## THE TASK
Omit the pictures, please, and give each record below again exactly.

start

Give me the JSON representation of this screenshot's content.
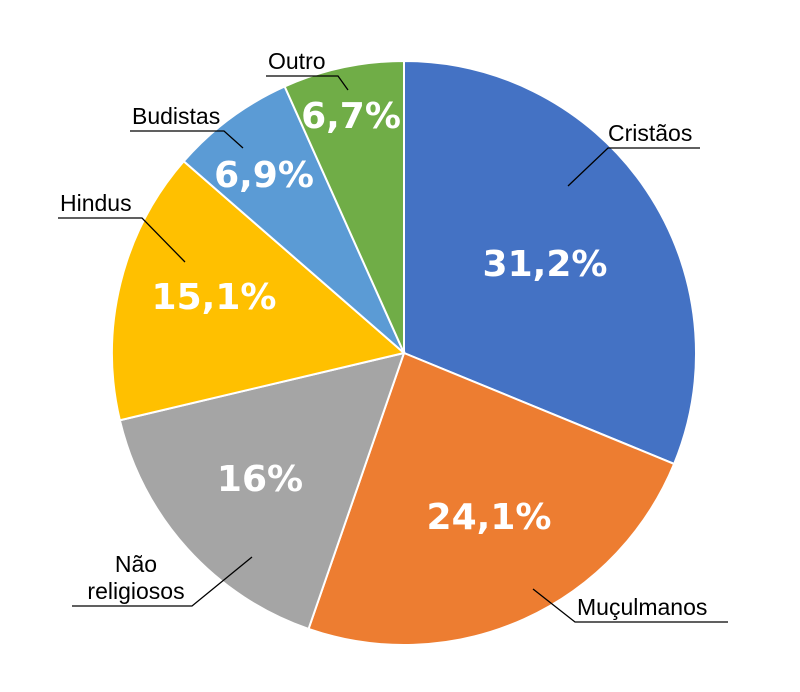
{
  "chart_data": {
    "type": "pie",
    "slices": [
      {
        "label": "Cristãos",
        "value": 31.2,
        "value_label": "31,2%",
        "color": "#4472C4"
      },
      {
        "label": "Muçulmanos",
        "value": 24.1,
        "value_label": "24,1%",
        "color": "#ED7D31"
      },
      {
        "label": "Não religiosos",
        "label_lines": [
          "Não",
          "religiosos"
        ],
        "value": 16,
        "value_label": "16%",
        "color": "#A5A5A5"
      },
      {
        "label": "Hindus",
        "value": 15.1,
        "value_label": "15,1%",
        "color": "#FFC000"
      },
      {
        "label": "Budistas",
        "value": 6.9,
        "value_label": "6,9%",
        "color": "#5B9BD5"
      },
      {
        "label": "Outro",
        "value": 6.7,
        "value_label": "6,7%",
        "color": "#70AD47"
      }
    ]
  }
}
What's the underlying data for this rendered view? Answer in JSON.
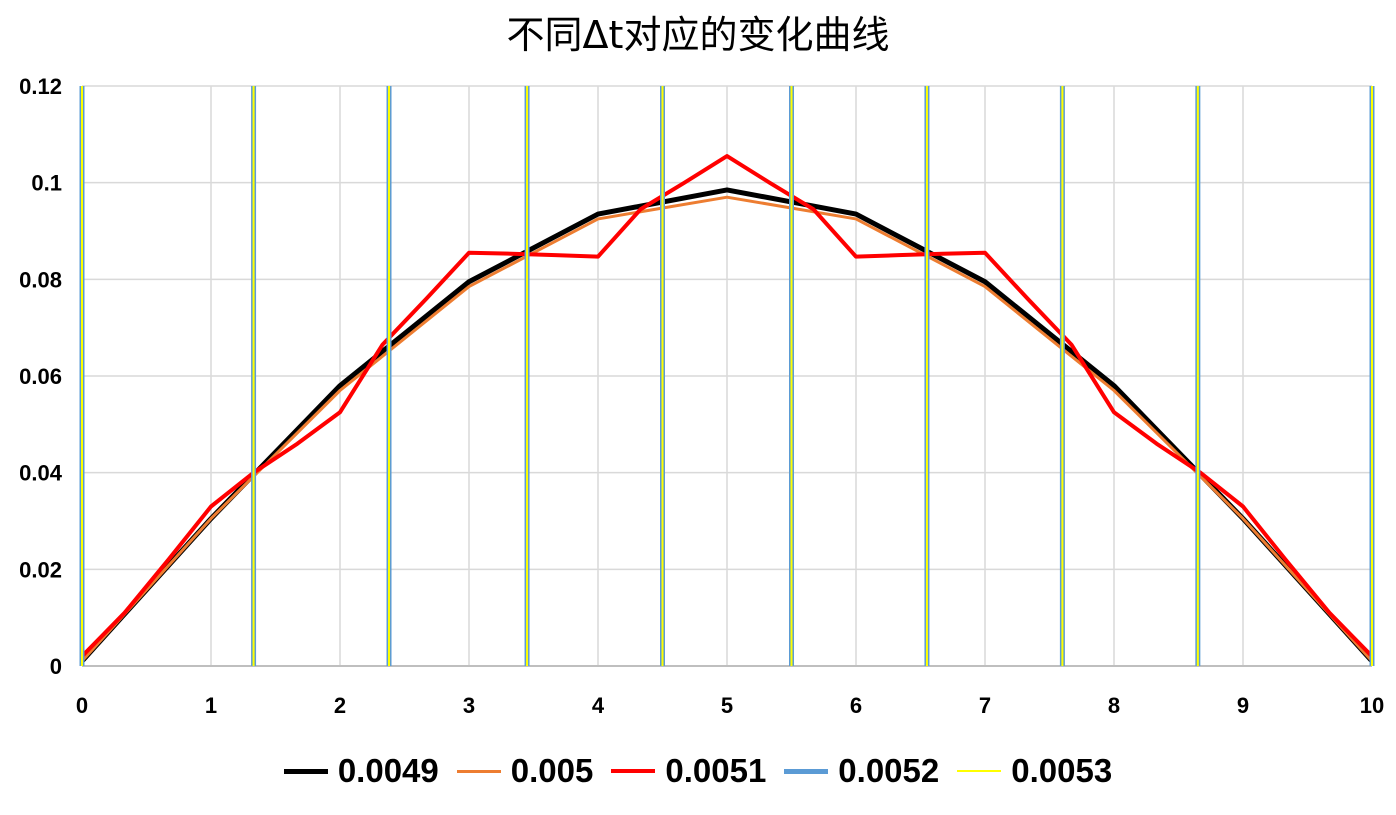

end

## ANSWER TO THIS EXERCISE
Give me the JSON representation of this screenshot's content.
{
  "chart_data": {
    "type": "pie",
    "slices": [
      {
        "label": "Cristãos",
        "value": 31.2,
        "value_label": "31,2%",
        "color": "#4472C4"
      },
      {
        "label": "Muçulmanos",
        "value": 24.1,
        "value_label": "24,1%",
        "color": "#ED7D31"
      },
      {
        "label": "Não religiosos",
        "label_lines": [
          "Não",
          "religiosos"
        ],
        "value": 16,
        "value_label": "16%",
        "color": "#A5A5A5"
      },
      {
        "label": "Hindus",
        "value": 15.1,
        "value_label": "15,1%",
        "color": "#FFC000"
      },
      {
        "label": "Budistas",
        "value": 6.9,
        "value_label": "6,9%",
        "color": "#5B9BD5"
      },
      {
        "label": "Outro",
        "value": 6.7,
        "value_label": "6,7%",
        "color": "#70AD47"
      }
    ]
  }
}
What's the underlying data for this rendered view? Answer in JSON.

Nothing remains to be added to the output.